— start DATASET EXCERPTS —

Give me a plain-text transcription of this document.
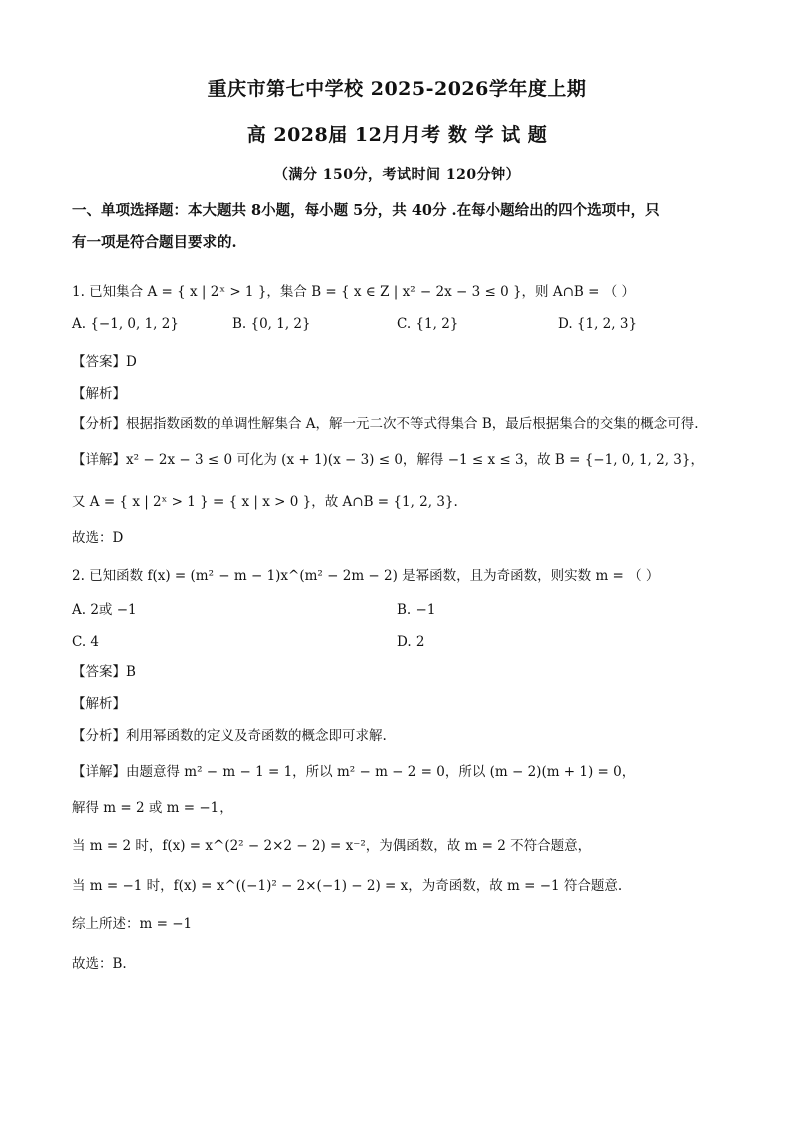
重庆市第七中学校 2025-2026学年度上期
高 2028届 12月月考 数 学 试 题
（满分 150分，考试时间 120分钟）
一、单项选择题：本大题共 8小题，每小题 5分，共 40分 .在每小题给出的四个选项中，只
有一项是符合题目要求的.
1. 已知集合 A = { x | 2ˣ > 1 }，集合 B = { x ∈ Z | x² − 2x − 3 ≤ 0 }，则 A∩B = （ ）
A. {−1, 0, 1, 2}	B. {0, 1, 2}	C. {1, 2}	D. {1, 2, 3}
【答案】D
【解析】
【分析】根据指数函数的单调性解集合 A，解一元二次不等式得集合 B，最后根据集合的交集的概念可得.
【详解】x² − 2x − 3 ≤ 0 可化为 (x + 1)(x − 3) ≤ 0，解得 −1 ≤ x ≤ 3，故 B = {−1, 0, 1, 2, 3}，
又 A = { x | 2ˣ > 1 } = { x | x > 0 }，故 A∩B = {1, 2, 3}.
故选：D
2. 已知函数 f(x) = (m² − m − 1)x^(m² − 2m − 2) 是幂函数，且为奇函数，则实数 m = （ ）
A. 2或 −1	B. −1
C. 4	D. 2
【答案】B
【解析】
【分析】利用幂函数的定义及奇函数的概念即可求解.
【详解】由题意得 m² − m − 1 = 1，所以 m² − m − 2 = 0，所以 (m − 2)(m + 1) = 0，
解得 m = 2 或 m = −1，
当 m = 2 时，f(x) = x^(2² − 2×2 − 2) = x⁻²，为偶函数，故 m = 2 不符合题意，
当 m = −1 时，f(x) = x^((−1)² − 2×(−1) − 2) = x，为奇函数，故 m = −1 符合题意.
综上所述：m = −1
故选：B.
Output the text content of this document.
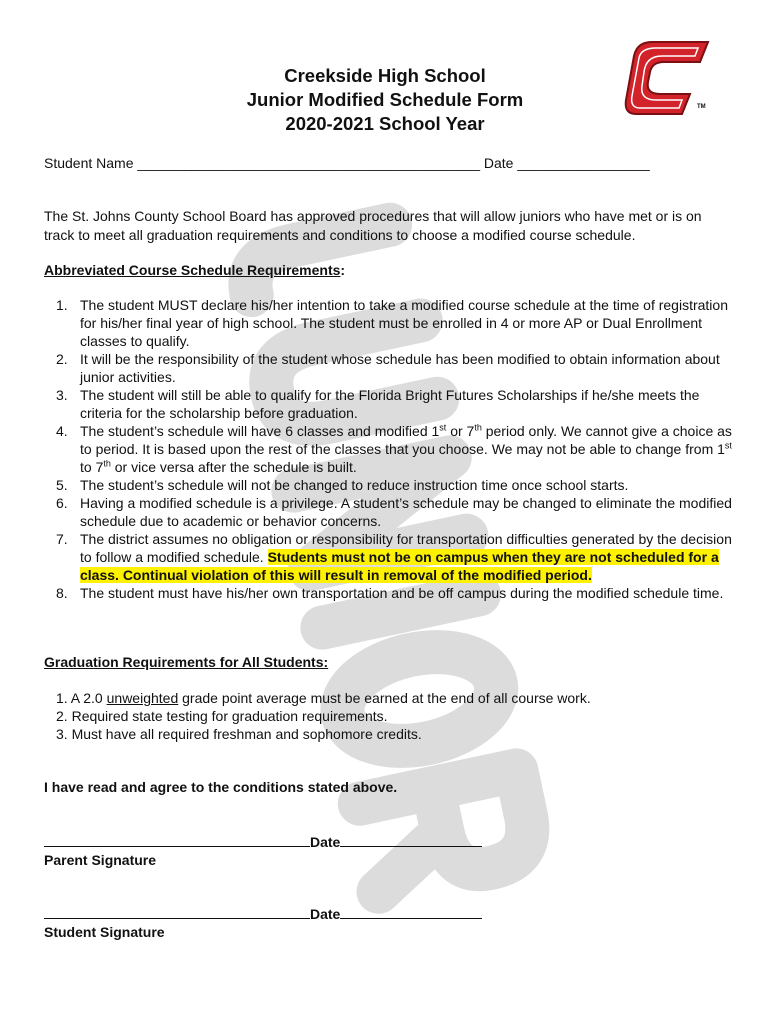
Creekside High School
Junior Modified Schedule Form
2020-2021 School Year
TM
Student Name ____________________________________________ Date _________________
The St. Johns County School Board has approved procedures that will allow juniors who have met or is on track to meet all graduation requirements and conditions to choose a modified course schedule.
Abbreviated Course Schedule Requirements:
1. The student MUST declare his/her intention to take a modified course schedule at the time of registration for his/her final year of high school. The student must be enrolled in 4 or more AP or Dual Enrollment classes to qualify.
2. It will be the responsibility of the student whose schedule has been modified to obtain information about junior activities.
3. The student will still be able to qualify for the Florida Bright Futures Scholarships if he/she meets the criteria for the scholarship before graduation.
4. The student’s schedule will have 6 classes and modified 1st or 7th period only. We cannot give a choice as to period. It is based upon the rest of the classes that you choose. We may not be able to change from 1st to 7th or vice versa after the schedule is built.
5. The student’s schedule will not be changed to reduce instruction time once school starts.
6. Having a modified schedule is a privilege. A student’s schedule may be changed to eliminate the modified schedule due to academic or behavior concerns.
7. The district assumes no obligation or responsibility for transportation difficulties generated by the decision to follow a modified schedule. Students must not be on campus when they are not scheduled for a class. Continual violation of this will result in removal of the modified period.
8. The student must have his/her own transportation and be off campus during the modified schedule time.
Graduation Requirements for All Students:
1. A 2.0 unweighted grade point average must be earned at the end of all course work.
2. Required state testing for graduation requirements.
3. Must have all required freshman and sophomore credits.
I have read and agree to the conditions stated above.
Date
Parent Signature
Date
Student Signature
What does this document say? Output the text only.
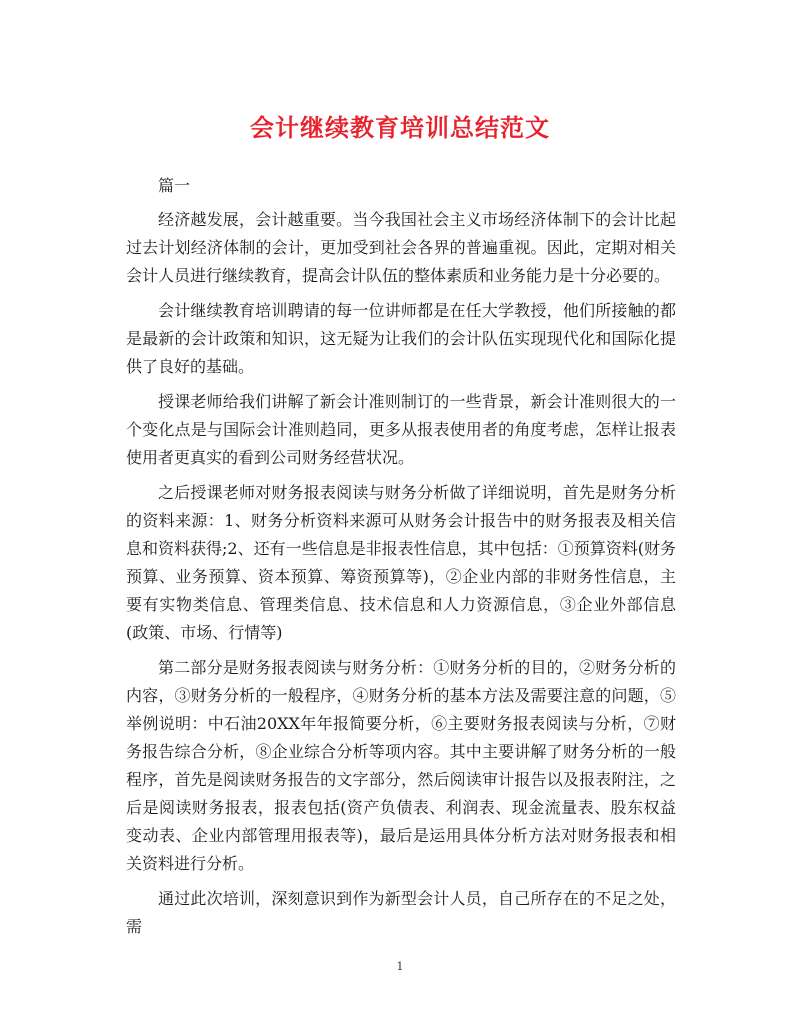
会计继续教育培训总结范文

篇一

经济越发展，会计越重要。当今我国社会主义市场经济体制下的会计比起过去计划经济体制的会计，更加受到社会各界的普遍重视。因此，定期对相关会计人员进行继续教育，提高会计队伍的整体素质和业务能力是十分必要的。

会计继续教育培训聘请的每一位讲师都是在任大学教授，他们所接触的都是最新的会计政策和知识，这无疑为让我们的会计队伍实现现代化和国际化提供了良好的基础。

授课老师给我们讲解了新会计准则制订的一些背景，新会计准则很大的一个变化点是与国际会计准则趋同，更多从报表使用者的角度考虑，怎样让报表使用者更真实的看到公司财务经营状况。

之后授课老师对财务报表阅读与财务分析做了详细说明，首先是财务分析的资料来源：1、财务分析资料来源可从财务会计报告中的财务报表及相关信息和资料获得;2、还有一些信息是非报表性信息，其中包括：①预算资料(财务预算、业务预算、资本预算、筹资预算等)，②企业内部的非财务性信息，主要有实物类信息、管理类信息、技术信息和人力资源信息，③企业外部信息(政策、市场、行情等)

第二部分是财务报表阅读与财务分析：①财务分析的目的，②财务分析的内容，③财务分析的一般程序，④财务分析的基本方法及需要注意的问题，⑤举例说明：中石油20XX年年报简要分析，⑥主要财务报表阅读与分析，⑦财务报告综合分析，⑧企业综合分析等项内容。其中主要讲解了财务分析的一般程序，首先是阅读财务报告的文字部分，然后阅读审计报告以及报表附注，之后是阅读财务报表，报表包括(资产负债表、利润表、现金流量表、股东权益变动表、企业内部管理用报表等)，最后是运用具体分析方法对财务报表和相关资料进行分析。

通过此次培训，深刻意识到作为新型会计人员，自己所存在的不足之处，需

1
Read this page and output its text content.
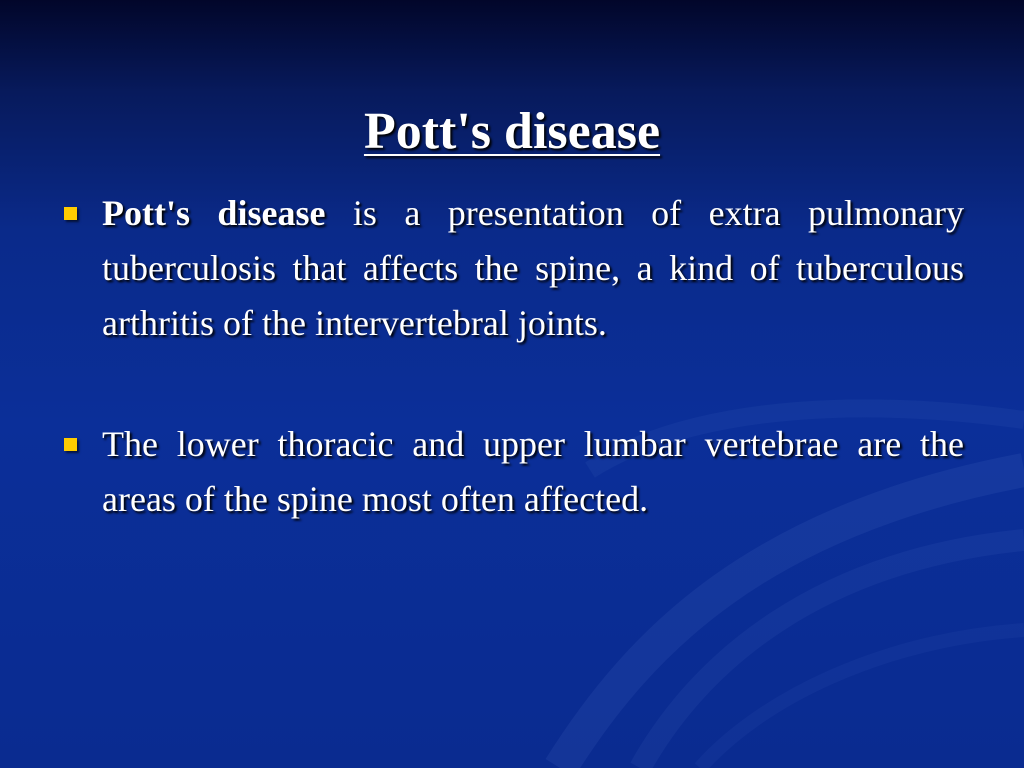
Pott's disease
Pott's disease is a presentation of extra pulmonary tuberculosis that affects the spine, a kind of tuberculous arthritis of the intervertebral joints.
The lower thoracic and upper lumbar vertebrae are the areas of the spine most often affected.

— end DATASET EXCERPTS —

### TASK INSTRUCTIONS
Find all the lines containing "only" in the material, then copy them.

### SOLVED PROBLEM
4. The student’s schedule will have 6 classes and modified 1st or 7th period only. We cannot give a choice as to period. It is based upon the rest of the classes that you choose. We may not be able to change from 1st to 7th or vice versa after the schedule is built.
What does this document say? Output the text only.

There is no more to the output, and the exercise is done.